--- Start of Source data ---

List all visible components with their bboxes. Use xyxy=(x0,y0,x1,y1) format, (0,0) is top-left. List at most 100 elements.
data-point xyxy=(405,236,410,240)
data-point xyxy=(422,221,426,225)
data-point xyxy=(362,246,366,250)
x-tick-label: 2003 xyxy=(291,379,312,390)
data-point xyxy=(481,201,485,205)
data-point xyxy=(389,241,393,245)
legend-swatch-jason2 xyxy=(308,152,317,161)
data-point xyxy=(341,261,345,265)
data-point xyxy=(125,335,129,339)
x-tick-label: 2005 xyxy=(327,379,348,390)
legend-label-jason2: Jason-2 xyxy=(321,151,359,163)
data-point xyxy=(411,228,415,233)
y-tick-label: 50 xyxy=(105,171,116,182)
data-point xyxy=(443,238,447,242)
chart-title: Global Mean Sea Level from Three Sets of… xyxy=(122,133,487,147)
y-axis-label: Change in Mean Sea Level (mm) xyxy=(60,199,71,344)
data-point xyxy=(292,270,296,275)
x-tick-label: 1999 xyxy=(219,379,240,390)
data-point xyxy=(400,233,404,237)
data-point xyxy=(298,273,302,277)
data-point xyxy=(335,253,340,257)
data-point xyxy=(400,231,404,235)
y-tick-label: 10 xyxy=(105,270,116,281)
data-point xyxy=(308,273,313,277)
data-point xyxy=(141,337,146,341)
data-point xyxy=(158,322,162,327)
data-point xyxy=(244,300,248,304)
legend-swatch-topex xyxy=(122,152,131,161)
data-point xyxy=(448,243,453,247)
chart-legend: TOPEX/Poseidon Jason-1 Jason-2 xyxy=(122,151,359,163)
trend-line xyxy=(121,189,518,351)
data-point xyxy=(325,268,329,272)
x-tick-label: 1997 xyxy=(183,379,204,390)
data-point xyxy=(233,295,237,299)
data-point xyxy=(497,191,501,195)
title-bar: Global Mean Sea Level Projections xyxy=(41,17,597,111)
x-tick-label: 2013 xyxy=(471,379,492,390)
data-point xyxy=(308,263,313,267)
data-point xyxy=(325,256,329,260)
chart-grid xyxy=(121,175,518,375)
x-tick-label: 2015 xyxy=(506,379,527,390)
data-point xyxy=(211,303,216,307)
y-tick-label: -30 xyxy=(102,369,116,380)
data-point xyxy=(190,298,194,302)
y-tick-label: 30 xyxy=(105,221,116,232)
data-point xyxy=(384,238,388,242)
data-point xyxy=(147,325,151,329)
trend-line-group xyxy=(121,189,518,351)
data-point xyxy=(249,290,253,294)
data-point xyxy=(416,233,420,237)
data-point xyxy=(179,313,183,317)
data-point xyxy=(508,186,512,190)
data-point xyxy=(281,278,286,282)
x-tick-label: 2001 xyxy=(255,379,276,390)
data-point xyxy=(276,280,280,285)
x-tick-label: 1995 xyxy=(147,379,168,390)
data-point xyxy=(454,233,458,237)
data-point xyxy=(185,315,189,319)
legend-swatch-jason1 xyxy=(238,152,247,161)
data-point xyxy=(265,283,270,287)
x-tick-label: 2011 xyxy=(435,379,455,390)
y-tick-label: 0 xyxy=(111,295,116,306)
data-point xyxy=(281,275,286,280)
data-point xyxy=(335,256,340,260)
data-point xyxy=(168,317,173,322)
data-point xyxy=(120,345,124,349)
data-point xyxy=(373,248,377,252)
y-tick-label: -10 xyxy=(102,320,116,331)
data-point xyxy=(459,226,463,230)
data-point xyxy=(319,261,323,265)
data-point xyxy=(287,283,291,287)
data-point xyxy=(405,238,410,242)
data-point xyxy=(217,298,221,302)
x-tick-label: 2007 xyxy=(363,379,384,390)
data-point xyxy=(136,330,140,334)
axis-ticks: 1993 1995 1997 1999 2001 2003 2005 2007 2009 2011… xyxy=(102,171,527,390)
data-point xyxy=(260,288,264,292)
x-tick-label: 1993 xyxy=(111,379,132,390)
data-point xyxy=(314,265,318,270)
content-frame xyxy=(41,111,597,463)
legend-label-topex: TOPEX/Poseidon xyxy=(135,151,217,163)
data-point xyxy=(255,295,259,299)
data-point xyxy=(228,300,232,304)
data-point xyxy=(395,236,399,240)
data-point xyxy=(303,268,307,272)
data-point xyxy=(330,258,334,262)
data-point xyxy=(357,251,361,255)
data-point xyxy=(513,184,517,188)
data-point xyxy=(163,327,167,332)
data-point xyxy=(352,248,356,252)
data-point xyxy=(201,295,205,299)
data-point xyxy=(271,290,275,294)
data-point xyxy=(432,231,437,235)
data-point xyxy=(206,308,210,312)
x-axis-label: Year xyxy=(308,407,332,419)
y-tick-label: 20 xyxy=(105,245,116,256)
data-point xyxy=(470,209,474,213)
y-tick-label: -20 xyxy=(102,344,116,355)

--- End of Source data ---

The request => Copy every one of the entries above word for word, keeping each line as it appears.

Answer to the problem =>
List all visible components with their bboxes. Use xyxy=(x0,y0,x1,y1) format, (0,0) is top-left. List at most 100 elements.
data-point xyxy=(405,236,410,240)
data-point xyxy=(422,221,426,225)
data-point xyxy=(362,246,366,250)
x-tick-label: 2003 xyxy=(291,379,312,390)
data-point xyxy=(481,201,485,205)
data-point xyxy=(389,241,393,245)
legend-swatch-jason2 xyxy=(308,152,317,161)
data-point xyxy=(341,261,345,265)
data-point xyxy=(125,335,129,339)
x-tick-label: 2005 xyxy=(327,379,348,390)
legend-label-jason2: Jason-2 xyxy=(321,151,359,163)
data-point xyxy=(411,228,415,233)
y-tick-label: 50 xyxy=(105,171,116,182)
data-point xyxy=(443,238,447,242)
chart-title: Global Mean Sea Level from Three Sets of… xyxy=(122,133,487,147)
y-axis-label: Change in Mean Sea Level (mm) xyxy=(60,199,71,344)
data-point xyxy=(292,270,296,275)
x-tick-label: 1999 xyxy=(219,379,240,390)
data-point xyxy=(400,233,404,237)
data-point xyxy=(298,273,302,277)
data-point xyxy=(335,253,340,257)
data-point xyxy=(400,231,404,235)
y-tick-label: 10 xyxy=(105,270,116,281)
data-point xyxy=(308,273,313,277)
data-point xyxy=(141,337,146,341)
data-point xyxy=(158,322,162,327)
data-point xyxy=(244,300,248,304)
legend-swatch-topex xyxy=(122,152,131,161)
data-point xyxy=(448,243,453,247)
chart-legend: TOPEX/Poseidon Jason-1 Jason-2 xyxy=(122,151,359,163)
trend-line xyxy=(121,189,518,351)
data-point xyxy=(325,268,329,272)
x-tick-label: 1997 xyxy=(183,379,204,390)
data-point xyxy=(233,295,237,299)
data-point xyxy=(497,191,501,195)
title-bar: Global Mean Sea Level Projections xyxy=(41,17,597,111)
x-tick-label: 2013 xyxy=(471,379,492,390)
data-point xyxy=(308,263,313,267)
data-point xyxy=(325,256,329,260)
chart-grid xyxy=(121,175,518,375)
x-tick-label: 2015 xyxy=(506,379,527,390)
data-point xyxy=(211,303,216,307)
y-tick-label: -30 xyxy=(102,369,116,380)
data-point xyxy=(190,298,194,302)
y-tick-label: 30 xyxy=(105,221,116,232)
data-point xyxy=(384,238,388,242)
data-point xyxy=(147,325,151,329)
trend-line-group xyxy=(121,189,518,351)
data-point xyxy=(249,290,253,294)
data-point xyxy=(416,233,420,237)
data-point xyxy=(179,313,183,317)
data-point xyxy=(508,186,512,190)
data-point xyxy=(281,278,286,282)
x-tick-label: 2001 xyxy=(255,379,276,390)
data-point xyxy=(276,280,280,285)
x-tick-label: 1995 xyxy=(147,379,168,390)
data-point xyxy=(454,233,458,237)
data-point xyxy=(185,315,189,319)
legend-swatch-jason1 xyxy=(238,152,247,161)
data-point xyxy=(265,283,270,287)
x-tick-label: 2011 xyxy=(435,379,455,390)
y-tick-label: 0 xyxy=(111,295,116,306)
data-point xyxy=(281,275,286,280)
data-point xyxy=(335,256,340,260)
data-point xyxy=(168,317,173,322)
data-point xyxy=(120,345,124,349)
data-point xyxy=(373,248,377,252)
y-tick-label: -10 xyxy=(102,320,116,331)
data-point xyxy=(459,226,463,230)
data-point xyxy=(319,261,323,265)
data-point xyxy=(287,283,291,287)
data-point xyxy=(405,238,410,242)
data-point xyxy=(217,298,221,302)
x-tick-label: 2007 xyxy=(363,379,384,390)
data-point xyxy=(136,330,140,334)
axis-ticks: 1993 1995 1997 1999 2001 2003 2005 2007 2009 2011… xyxy=(102,171,527,390)
data-point xyxy=(260,288,264,292)
x-tick-label: 1993 xyxy=(111,379,132,390)
data-point xyxy=(314,265,318,270)
content-frame xyxy=(41,111,597,463)
legend-label-topex: TOPEX/Poseidon xyxy=(135,151,217,163)
data-point xyxy=(255,295,259,299)
data-point xyxy=(228,300,232,304)
data-point xyxy=(395,236,399,240)
data-point xyxy=(303,268,307,272)
data-point xyxy=(330,258,334,262)
data-point xyxy=(357,251,361,255)
data-point xyxy=(513,184,517,188)
data-point xyxy=(163,327,167,332)
data-point xyxy=(352,248,356,252)
data-point xyxy=(201,295,205,299)
data-point xyxy=(271,290,275,294)
data-point xyxy=(432,231,437,235)
data-point xyxy=(206,308,210,312)
x-axis-label: Year xyxy=(308,407,332,419)
y-tick-label: 20 xyxy=(105,245,116,256)
data-point xyxy=(470,209,474,213)
y-tick-label: -20 xyxy=(102,344,116,355)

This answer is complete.